EXERCISE:
Collect every line below that contains the word "Shipment".

::: PROVIDED RECORDS

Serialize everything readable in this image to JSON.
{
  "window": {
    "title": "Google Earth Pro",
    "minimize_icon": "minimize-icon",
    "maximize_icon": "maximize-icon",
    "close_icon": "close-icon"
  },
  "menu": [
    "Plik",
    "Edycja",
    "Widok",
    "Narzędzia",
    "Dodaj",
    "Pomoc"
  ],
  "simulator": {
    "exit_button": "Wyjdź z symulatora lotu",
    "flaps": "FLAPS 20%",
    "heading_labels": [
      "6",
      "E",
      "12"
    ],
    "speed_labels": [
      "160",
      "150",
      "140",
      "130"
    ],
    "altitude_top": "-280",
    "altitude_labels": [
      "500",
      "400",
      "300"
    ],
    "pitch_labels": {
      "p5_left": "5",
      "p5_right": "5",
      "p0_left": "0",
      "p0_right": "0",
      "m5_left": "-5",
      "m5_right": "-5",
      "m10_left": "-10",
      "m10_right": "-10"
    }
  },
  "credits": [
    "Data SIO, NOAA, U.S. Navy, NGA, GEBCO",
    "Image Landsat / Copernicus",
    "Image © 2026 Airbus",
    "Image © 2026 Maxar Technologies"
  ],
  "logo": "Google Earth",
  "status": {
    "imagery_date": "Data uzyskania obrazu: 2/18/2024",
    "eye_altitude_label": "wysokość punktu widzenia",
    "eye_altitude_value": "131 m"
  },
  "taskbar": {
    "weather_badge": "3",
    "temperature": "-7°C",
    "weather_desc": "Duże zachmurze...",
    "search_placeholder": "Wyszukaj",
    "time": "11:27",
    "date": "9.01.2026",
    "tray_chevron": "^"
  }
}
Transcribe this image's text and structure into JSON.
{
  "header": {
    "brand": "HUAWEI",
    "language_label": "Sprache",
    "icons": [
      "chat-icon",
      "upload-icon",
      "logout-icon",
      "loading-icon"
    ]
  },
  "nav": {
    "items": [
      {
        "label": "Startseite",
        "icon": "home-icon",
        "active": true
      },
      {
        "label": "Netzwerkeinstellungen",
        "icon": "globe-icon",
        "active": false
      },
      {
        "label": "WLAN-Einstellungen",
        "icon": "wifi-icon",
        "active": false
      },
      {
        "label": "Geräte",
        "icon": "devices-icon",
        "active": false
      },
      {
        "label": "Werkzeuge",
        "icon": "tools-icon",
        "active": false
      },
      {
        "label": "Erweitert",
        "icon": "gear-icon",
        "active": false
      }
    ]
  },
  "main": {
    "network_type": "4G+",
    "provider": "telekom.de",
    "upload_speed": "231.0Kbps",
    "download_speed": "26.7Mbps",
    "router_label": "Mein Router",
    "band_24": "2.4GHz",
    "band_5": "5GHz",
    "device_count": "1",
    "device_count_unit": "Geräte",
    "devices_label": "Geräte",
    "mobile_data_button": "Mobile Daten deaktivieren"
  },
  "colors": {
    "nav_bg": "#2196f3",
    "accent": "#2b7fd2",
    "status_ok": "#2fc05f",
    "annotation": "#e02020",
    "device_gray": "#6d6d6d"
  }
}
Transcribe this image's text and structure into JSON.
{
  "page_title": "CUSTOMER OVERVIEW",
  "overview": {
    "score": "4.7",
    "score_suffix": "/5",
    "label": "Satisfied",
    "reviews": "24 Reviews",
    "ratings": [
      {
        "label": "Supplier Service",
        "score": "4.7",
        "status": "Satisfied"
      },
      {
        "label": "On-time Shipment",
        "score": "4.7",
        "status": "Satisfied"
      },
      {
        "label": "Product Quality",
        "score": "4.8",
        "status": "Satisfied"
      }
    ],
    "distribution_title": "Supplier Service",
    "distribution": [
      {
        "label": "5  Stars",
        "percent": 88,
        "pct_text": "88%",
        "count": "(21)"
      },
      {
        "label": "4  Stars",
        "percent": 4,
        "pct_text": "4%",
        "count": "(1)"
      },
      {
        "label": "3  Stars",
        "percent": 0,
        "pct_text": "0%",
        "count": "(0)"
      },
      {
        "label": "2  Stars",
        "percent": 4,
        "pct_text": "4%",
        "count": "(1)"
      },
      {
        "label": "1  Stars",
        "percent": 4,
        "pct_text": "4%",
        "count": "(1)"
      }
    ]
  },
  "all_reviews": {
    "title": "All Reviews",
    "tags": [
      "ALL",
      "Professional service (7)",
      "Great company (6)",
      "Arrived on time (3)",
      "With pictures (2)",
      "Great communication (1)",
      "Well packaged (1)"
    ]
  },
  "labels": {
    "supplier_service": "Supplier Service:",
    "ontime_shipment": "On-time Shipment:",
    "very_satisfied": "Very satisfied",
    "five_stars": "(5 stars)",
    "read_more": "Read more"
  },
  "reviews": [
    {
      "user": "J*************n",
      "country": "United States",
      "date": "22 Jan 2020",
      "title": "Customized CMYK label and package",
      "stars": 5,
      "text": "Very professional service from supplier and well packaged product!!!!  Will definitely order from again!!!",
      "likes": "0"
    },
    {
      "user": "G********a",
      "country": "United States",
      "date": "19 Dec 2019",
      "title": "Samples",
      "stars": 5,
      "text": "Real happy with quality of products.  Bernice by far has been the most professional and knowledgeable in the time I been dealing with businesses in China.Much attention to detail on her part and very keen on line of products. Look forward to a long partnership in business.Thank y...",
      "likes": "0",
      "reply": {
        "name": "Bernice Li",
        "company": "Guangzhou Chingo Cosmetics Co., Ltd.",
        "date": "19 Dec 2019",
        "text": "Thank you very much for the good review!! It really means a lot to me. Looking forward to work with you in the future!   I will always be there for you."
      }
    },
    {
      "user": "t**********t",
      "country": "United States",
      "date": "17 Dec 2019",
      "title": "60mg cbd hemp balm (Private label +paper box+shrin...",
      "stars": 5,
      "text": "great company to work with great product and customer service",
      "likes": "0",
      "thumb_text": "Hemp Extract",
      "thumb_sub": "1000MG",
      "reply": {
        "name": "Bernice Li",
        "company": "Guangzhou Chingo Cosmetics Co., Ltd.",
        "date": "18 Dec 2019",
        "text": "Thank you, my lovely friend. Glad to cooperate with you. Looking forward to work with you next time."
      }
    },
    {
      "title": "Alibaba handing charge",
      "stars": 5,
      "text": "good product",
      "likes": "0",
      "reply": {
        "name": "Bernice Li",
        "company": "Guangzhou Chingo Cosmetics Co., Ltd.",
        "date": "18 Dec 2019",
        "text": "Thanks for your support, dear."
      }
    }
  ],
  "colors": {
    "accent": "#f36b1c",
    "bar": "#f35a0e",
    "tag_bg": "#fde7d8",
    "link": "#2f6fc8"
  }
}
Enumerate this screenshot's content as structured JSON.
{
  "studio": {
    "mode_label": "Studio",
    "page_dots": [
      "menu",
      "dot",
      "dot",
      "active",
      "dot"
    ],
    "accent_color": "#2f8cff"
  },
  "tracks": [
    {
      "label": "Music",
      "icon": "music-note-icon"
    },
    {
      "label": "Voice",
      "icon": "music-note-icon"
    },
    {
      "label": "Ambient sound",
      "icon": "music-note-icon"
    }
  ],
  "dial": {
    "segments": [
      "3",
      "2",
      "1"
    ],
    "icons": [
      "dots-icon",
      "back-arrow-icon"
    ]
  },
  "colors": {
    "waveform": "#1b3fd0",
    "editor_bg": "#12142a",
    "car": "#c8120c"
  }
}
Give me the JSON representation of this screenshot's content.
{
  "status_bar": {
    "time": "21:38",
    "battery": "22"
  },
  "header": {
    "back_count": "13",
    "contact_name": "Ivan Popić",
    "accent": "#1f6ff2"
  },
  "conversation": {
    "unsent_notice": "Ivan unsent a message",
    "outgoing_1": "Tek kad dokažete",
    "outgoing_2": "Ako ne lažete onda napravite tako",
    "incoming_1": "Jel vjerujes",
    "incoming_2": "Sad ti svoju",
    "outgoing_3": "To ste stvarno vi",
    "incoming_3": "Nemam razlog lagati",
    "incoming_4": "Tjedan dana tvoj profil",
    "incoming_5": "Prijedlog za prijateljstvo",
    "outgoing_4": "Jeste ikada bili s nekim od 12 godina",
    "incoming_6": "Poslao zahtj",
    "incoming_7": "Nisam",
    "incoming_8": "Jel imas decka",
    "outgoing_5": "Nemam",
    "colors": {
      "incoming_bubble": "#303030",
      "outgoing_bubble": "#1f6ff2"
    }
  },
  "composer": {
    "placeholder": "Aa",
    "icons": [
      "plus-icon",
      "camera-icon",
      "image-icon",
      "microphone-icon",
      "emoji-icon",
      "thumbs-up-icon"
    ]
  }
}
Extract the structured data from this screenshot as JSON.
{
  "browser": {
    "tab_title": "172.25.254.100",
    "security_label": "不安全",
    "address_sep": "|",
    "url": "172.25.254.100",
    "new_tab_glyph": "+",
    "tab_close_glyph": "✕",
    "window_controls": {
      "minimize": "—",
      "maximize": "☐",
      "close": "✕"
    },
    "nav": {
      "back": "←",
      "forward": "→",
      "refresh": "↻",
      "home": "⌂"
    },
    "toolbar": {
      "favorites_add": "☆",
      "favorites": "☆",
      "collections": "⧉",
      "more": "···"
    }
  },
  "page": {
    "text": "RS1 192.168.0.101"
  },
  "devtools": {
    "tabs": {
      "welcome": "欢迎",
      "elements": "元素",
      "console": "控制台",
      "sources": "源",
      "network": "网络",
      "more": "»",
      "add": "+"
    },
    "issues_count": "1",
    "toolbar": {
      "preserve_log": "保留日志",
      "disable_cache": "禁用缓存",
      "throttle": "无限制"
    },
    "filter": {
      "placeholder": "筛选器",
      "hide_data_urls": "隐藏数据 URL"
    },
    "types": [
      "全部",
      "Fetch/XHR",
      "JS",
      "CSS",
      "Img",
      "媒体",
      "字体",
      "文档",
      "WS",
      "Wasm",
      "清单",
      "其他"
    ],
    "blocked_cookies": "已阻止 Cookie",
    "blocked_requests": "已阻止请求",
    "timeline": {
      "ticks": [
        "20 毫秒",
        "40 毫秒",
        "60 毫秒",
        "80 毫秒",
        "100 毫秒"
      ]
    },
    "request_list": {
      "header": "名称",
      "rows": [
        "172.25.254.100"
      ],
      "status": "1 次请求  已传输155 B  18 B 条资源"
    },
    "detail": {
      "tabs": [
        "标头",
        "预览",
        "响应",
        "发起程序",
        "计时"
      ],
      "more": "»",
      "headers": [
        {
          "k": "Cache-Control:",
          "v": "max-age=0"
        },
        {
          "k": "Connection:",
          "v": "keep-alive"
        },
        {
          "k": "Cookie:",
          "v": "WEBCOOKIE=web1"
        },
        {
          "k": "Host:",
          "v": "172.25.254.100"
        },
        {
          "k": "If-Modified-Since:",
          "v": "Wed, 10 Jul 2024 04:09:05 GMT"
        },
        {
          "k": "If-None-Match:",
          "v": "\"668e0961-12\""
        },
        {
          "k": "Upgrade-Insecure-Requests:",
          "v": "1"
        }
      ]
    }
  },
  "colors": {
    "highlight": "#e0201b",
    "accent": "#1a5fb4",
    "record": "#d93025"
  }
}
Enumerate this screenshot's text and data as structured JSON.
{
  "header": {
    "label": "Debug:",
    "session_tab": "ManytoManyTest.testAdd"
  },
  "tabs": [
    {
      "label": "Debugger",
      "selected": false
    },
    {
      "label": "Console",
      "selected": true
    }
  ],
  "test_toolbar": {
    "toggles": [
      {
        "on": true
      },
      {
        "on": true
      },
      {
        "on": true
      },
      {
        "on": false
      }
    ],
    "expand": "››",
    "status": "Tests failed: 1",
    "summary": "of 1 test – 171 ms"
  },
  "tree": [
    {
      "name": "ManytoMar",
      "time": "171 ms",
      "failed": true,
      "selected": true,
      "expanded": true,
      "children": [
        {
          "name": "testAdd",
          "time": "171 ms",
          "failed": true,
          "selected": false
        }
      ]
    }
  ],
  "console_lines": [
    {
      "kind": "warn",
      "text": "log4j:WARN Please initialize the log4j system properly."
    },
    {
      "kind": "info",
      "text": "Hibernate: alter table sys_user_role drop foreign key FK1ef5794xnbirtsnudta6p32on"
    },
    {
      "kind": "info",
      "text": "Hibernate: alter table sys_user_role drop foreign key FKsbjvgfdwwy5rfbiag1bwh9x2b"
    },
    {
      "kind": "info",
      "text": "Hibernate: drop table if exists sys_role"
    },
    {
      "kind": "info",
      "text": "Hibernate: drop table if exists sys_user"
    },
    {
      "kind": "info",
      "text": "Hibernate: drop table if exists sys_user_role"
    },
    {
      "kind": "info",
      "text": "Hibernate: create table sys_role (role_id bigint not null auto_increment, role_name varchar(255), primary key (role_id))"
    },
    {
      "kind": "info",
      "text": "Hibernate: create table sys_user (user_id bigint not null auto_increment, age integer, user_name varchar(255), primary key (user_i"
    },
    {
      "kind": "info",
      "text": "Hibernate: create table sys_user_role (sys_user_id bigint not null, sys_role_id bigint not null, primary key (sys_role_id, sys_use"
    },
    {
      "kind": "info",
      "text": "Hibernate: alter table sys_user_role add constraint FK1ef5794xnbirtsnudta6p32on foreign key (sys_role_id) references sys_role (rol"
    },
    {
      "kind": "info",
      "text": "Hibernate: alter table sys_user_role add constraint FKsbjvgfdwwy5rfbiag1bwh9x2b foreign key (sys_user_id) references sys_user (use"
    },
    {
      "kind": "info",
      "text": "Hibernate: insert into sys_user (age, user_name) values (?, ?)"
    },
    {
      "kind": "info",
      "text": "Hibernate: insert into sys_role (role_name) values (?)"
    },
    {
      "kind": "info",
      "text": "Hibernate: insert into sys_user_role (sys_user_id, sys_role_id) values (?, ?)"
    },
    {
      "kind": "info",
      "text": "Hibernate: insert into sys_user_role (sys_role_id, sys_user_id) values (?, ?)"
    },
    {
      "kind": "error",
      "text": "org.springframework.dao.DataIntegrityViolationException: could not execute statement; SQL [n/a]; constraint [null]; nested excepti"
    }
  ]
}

::::::

RESULT OF THIS EXERCISE:
        "label": "On-time Shipment",
    "ontime_shipment": "On-time Shipment:",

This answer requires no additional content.